--- start of Excerpted records ---

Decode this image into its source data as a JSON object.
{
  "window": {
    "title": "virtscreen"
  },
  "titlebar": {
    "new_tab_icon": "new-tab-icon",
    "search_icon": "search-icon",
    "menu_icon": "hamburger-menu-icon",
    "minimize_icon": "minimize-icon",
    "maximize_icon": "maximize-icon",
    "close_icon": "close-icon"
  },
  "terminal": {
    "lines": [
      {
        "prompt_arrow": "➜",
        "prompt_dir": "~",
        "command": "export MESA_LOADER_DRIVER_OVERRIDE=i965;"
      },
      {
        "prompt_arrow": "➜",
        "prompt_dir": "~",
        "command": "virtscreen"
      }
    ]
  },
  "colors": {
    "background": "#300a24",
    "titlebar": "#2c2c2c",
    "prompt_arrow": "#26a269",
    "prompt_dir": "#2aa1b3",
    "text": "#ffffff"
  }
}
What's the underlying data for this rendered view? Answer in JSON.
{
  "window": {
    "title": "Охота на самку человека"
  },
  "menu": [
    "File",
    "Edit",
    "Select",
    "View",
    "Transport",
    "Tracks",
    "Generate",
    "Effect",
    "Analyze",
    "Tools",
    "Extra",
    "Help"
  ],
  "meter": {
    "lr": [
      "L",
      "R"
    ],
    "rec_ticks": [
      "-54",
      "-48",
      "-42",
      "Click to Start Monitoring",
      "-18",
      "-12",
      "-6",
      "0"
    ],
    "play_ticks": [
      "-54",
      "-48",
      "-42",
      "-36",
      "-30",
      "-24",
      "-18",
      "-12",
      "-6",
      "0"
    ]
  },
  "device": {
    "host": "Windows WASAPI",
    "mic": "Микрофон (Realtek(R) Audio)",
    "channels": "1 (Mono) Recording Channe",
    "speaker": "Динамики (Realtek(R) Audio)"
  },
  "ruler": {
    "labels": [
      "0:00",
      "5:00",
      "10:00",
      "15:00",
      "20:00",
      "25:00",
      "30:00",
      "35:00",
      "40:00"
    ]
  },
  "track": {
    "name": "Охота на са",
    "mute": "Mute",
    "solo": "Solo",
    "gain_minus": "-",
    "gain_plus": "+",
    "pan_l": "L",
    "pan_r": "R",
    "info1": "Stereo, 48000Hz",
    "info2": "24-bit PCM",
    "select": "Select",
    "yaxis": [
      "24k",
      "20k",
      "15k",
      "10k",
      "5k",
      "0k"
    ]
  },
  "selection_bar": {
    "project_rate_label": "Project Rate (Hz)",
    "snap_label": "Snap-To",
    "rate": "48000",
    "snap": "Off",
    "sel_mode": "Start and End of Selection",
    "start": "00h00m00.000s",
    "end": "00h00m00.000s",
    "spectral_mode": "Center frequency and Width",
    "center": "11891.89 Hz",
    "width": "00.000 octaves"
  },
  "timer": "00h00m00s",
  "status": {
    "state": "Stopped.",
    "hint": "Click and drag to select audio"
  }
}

--- end of Excerpted records ---

Your task: Your task is to quote all of the data word for word.

Output for this exercise:
Decode this image into its source data as a JSON object.
{
  "window": {
    "title": "virtscreen"
  },
  "titlebar": {
    "new_tab_icon": "new-tab-icon",
    "search_icon": "search-icon",
    "menu_icon": "hamburger-menu-icon",
    "minimize_icon": "minimize-icon",
    "maximize_icon": "maximize-icon",
    "close_icon": "close-icon"
  },
  "terminal": {
    "lines": [
      {
        "prompt_arrow": "➜",
        "prompt_dir": "~",
        "command": "export MESA_LOADER_DRIVER_OVERRIDE=i965;"
      },
      {
        "prompt_arrow": "➜",
        "prompt_dir": "~",
        "command": "virtscreen"
      }
    ]
  },
  "colors": {
    "background": "#300a24",
    "titlebar": "#2c2c2c",
    "prompt_arrow": "#26a269",
    "prompt_dir": "#2aa1b3",
    "text": "#ffffff"
  }
}
What's the underlying data for this rendered view? Answer in JSON.
{
  "window": {
    "title": "Охота на самку человека"
  },
  "menu": [
    "File",
    "Edit",
    "Select",
    "View",
    "Transport",
    "Tracks",
    "Generate",
    "Effect",
    "Analyze",
    "Tools",
    "Extra",
    "Help"
  ],
  "meter": {
    "lr": [
      "L",
      "R"
    ],
    "rec_ticks": [
      "-54",
      "-48",
      "-42",
      "Click to Start Monitoring",
      "-18",
      "-12",
      "-6",
      "0"
    ],
    "play_ticks": [
      "-54",
      "-48",
      "-42",
      "-36",
      "-30",
      "-24",
      "-18",
      "-12",
      "-6",
      "0"
    ]
  },
  "device": {
    "host": "Windows WASAPI",
    "mic": "Микрофон (Realtek(R) Audio)",
    "channels": "1 (Mono) Recording Channe",
    "speaker": "Динамики (Realtek(R) Audio)"
  },
  "ruler": {
    "labels": [
      "0:00",
      "5:00",
      "10:00",
      "15:00",
      "20:00",
      "25:00",
      "30:00",
      "35:00",
      "40:00"
    ]
  },
  "track": {
    "name": "Охота на са",
    "mute": "Mute",
    "solo": "Solo",
    "gain_minus": "-",
    "gain_plus": "+",
    "pan_l": "L",
    "pan_r": "R",
    "info1": "Stereo, 48000Hz",
    "info2": "24-bit PCM",
    "select": "Select",
    "yaxis": [
      "24k",
      "20k",
      "15k",
      "10k",
      "5k",
      "0k"
    ]
  },
  "selection_bar": {
    "project_rate_label": "Project Rate (Hz)",
    "snap_label": "Snap-To",
    "rate": "48000",
    "snap": "Off",
    "sel_mode": "Start and End of Selection",
    "start": "00h00m00.000s",
    "end": "00h00m00.000s",
    "spectral_mode": "Center frequency and Width",
    "center": "11891.89 Hz",
    "width": "00.000 octaves"
  },
  "timer": "00h00m00s",
  "status": {
    "state": "Stopped.",
    "hint": "Click and drag to select audio"
  }
}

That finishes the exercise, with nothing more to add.